----- EXCERPTED TEXT -----
Mathunjwa refused as he had previously clashed with Mantashe over the handling of money paid by employers to a job creation trust. Mathunjwa insisted that an independent person should chair the hearing, not Mantashe.  “My membership of the NUM was subsequently terminated,” says Mathunjwa. “I informed the union that I am not a member anymore, although I retained by job as laboratory assistant at the mine.”

Mathunjwa was, however, very popular among the workforce. Among other notable successes he forced the management of Douglas to implement a bonus system for underground workers. When a worker had died under mysterious circumstances, Mathunjwa forced management to not only deliver the body to the family in Mozambique, but also to accompany the body and explain in person the circumstances surrounding the death

Says Mathunjwa: “When the NUM terminated my membership I told them I’m out, but that they should continue on their own and elect a new branch chairperson. They immediately called as mass meeting. They were aware of my battles with NUM’s head office. At the meeting the workers decided no ways—an injury to one is an injury to all. And the whole workforce of about 3,000 resigned from the NUM.”

The workers investigated the possibility of joining other unions, but the culture and philosophy didn’t appeal to them. Eventually, the workforce told Mathunjwa to create a new union. He got help from Jeffrey Mphahlele, a local teacher, to register a new union with the Department of Labour. They called it the Association of Mineworkers and Construction Union (Amcu). It was officially registered in 2001.
----- TASK MATERIAL -----
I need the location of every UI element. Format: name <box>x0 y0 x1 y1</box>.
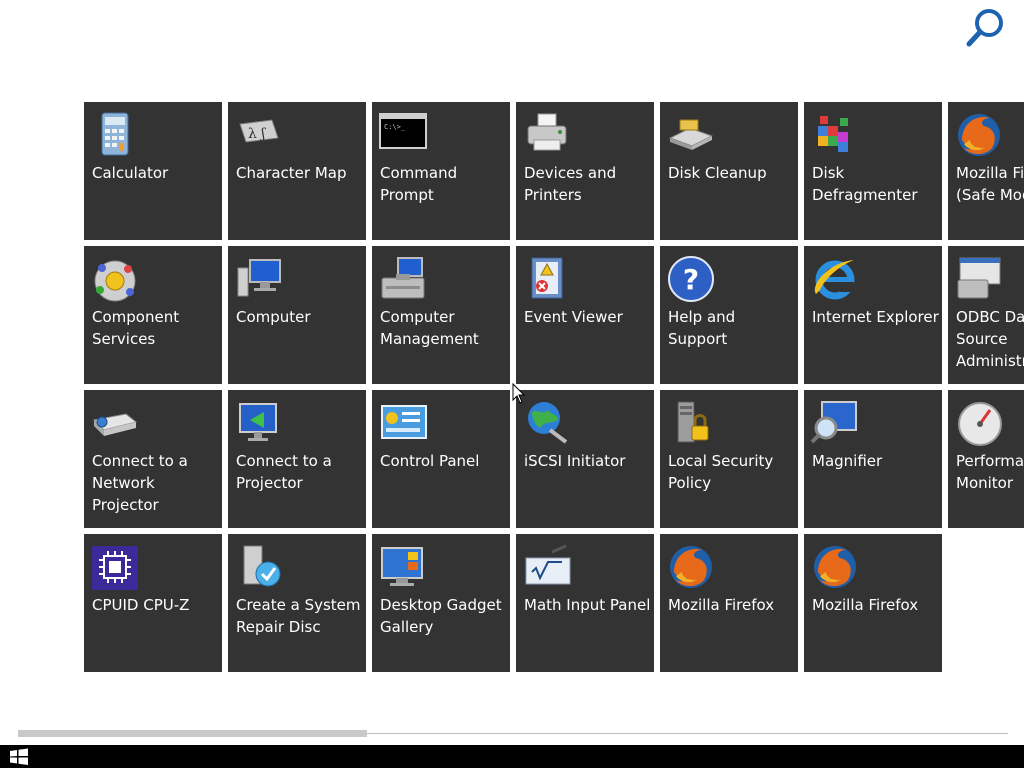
-----
----- TASK MATERIAL -----
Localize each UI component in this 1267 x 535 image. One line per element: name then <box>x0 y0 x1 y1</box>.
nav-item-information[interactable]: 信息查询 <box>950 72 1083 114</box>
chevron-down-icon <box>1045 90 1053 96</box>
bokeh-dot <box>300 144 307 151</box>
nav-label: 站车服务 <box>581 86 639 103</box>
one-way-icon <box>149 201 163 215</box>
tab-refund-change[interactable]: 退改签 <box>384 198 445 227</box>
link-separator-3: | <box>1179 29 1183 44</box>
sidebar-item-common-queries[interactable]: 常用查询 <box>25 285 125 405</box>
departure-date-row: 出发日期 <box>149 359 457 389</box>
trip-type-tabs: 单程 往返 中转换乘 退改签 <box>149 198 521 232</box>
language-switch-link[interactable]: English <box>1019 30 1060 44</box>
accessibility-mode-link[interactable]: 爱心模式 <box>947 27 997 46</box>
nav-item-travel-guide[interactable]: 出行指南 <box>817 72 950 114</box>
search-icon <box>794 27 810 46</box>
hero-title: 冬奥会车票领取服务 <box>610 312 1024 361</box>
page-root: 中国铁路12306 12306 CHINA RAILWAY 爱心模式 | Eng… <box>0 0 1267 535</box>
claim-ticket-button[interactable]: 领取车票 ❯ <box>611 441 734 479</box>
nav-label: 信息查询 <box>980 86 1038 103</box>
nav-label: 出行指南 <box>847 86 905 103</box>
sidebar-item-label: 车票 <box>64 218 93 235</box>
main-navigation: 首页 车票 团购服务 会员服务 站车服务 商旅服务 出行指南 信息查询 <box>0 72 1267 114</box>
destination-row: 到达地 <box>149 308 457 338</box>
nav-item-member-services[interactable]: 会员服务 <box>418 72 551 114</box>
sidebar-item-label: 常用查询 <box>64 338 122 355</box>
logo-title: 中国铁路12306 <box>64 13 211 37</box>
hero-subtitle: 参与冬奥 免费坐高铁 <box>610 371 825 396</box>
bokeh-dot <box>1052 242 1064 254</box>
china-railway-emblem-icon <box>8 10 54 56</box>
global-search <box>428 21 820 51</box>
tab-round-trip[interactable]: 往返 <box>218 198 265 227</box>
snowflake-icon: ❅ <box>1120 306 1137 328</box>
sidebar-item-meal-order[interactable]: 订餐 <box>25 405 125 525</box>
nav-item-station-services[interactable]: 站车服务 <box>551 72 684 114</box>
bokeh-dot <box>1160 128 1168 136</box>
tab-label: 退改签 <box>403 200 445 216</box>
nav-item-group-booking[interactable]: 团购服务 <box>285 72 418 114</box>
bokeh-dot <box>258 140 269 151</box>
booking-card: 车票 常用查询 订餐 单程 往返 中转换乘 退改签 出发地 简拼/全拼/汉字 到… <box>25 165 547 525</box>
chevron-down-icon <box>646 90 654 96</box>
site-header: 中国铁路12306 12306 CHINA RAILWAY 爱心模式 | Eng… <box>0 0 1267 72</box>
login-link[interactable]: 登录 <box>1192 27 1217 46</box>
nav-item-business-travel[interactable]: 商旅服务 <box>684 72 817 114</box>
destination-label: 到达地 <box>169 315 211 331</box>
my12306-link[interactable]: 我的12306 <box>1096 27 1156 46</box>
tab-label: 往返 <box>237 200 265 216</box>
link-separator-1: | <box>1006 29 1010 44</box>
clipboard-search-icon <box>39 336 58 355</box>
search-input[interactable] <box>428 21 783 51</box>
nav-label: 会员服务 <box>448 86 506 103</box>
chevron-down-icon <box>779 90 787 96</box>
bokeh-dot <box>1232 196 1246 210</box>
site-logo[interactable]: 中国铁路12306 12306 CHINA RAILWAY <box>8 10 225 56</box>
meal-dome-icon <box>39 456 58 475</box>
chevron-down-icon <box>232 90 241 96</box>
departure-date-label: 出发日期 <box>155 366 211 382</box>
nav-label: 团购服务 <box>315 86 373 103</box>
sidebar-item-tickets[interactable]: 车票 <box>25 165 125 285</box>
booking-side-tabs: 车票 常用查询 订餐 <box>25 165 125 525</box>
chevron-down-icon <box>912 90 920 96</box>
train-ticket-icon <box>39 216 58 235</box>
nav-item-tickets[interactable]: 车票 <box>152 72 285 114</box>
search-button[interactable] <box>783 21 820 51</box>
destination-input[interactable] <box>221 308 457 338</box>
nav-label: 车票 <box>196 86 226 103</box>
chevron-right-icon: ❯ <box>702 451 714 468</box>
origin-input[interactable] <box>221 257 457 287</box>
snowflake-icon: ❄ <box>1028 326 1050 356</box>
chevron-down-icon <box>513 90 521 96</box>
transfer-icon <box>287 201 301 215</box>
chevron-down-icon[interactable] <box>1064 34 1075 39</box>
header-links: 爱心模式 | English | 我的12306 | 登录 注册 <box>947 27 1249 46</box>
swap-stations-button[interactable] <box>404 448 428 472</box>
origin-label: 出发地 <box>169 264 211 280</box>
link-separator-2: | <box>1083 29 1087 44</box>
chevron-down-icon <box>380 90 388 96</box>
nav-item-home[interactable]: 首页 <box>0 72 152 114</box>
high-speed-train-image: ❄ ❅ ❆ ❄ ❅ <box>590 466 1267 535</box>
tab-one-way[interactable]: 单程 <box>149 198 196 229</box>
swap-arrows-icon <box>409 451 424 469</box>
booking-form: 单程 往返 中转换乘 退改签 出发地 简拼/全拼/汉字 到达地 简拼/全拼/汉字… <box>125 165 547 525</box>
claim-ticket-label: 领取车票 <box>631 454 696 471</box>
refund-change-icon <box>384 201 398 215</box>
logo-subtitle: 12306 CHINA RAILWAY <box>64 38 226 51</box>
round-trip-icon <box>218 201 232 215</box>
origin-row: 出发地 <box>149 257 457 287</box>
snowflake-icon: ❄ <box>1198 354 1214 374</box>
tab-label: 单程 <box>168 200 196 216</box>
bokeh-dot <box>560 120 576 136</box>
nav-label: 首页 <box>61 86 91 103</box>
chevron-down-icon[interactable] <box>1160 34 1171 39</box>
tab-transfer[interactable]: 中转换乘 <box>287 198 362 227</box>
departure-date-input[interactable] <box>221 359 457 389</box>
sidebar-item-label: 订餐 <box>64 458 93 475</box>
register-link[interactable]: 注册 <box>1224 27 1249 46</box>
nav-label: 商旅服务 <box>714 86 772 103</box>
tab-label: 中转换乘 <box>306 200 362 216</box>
-----
• **LIST OF TASKS**
1 - In the listing, take the stretch from the line containing "Localize each UI" through the line containing "one-way-icon <box>149 201 163 215</box>" and swap "bokeh-dot" for "blur-dot", leaving everything else unchanged. Return only those lines.
2 - Continue the excerpt about Mathunjwa's break with the NUM from the point where it stops.

• **TASK ANSWERS**
1 -
Localize each UI component in this 1267 x 535 image. One line per element: name then <box>x0 y0 x1 y1</box>.
nav-item-information[interactable]: 信息查询 <box>950 72 1083 114</box>
chevron-down-icon <box>1045 90 1053 96</box>
blur-dot <box>300 144 307 151</box>
nav-label: 站车服务 <box>581 86 639 103</box>
one-way-icon <box>149 201 163 215</box>

2 -
Palane tried to convince Amcu to rejoin the NUM, but Mathunjwa refused. “I told Archie that if he becomes the General Secretary of the NUM, we will come back,” he said—something that failed to materialise when Frans Baleni won the contest to succeed Mantashe.

Amcu gained recognition at Douglas, but in subsequent years it faced an endless struggle to the gain recognition in the face of tactics by seemingly suspicious employers who were colluding with established unions. BHP Billiton, for instance, created bargaining forum at company level with a threshold of 30% membership across the group before it recognised a union.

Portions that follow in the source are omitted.